中段まで届くホームランを外野手が追いかけるのはなぜだろう。

中段まで届くホームランなど追っても無駄なのだから、

脚を動かす必要はないはずなのに、

1歩も動かず見送るなどというシーンはほとんど目にすることはない。

 

これは、了解事項としか思えない。

ピッチャーに気落ちさせないために、外野手は一生懸命、お前を援護しているよ

という姿勢を見せることを促されているのではないか。

外野手が一歩も動かず、見送ったら、「お前、何やってんだよ」という

無言のうんざりした感情をピッチャーに伝えてしまいかねない。

 

それを感じたピッチャーは味方に冷められていると受け取り、パフォーマンスの

低下を招く。

だめとわかっていても諦めない姿勢を示すことでピッチャーに励ましを送るために

どんな打球にも脚を止めることがないのではないか。
= = =
▶ [課題 1]
本文の「これは、了解事項としか思えない」で始まる段落を、主な内容を残して箇条書きにまとめてください。
▶ [課題 2]
本文の「中段まで届くホームランなど追っても無駄なのだから、」から「という姿勢を見せることを促されているのではないか。」までのすべてを、一字も変えずに繰り返して書くこと。

▶ [保存データ]
= = =
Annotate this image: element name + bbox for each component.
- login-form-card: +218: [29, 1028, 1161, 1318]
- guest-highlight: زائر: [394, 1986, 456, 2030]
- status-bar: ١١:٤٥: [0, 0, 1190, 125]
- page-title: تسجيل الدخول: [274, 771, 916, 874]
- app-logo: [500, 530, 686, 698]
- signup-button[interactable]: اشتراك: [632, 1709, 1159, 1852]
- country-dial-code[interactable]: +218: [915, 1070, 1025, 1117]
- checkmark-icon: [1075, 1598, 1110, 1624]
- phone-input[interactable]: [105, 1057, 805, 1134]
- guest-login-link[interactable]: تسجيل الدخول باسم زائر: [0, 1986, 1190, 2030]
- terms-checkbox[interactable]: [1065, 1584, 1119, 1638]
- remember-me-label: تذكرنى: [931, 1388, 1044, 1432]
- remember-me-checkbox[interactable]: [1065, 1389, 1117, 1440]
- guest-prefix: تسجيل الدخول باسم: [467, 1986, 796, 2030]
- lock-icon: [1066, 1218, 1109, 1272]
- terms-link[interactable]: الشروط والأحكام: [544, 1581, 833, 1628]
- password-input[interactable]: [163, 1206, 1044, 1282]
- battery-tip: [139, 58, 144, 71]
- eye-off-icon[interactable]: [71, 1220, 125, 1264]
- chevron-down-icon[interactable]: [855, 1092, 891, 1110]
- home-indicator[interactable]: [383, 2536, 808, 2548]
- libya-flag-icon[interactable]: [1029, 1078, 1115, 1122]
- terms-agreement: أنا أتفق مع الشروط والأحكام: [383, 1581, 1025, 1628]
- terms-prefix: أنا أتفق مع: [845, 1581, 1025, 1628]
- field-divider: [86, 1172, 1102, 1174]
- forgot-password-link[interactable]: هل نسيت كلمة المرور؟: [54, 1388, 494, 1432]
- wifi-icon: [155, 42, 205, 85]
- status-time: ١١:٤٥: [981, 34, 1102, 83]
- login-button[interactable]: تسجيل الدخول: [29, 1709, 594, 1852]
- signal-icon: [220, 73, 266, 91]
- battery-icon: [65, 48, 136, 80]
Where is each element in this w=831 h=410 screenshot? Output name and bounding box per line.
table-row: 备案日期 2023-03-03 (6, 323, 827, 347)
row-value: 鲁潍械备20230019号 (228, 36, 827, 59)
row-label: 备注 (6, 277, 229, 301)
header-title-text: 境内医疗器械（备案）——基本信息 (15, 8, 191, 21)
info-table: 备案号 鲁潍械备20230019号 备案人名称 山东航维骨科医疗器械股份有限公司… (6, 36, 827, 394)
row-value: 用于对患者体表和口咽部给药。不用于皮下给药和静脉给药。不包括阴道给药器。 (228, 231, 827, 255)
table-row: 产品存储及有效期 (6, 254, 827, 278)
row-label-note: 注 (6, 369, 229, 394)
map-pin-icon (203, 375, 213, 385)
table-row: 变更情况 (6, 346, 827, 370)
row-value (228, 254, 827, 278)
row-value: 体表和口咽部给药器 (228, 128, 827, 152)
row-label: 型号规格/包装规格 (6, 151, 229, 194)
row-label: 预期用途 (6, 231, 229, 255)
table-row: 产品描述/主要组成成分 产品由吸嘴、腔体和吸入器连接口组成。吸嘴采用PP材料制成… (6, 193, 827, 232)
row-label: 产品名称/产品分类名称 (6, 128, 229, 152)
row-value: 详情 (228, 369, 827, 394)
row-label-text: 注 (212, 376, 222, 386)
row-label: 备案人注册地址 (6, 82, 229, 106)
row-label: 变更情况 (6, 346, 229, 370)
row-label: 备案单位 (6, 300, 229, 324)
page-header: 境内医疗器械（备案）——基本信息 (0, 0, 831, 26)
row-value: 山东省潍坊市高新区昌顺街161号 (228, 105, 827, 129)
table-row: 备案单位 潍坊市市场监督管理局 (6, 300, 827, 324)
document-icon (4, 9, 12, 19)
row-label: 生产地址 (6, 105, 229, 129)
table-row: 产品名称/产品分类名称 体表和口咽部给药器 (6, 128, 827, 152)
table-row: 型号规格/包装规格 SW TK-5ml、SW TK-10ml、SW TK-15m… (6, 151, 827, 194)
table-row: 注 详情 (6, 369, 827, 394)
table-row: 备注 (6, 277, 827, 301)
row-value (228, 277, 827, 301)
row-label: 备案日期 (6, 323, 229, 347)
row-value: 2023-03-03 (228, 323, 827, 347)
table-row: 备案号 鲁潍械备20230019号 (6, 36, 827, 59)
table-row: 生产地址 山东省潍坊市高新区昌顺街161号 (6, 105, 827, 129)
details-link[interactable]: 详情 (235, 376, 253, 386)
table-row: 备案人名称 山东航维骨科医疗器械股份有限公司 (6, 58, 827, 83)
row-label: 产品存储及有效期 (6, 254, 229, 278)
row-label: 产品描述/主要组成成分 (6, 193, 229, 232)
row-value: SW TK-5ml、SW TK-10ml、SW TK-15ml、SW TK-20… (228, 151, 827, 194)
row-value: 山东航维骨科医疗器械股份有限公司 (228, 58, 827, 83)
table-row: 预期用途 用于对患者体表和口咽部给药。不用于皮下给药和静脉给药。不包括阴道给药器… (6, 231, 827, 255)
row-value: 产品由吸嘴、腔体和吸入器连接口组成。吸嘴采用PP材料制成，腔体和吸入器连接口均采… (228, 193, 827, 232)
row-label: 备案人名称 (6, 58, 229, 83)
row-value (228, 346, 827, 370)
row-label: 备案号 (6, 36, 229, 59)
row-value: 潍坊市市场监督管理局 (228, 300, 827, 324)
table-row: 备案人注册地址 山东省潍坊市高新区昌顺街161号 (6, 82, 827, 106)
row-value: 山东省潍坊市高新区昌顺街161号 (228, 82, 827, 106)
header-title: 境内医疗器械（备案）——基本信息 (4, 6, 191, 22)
= = =
▶ [解答 1]
- ホームランでも外野手が追いかけるのは、了解事項としか思えない。
- 外野手は、ピッチャーを気落ちさせないために、懸命に援護している姿勢を見せるよう促されているのではないか。
- 一歩も動かずに見送れば、「お前、何やってんだよ」という無言のうんざりした感情をピッチャーに伝えかねない。

▶ [解答 2]
中段まで届くホームランなど追っても無駄なのだから、

脚を動かす必要はないはずなのに、

1歩も動かず見送るなどというシーンはほとんど目にすることはない。

 

これは、了解事項としか思えない。

ピッチャーに気落ちさせないために、外野手は一生懸命、お前を援護しているよ

という姿勢を見せることを促されているのではないか。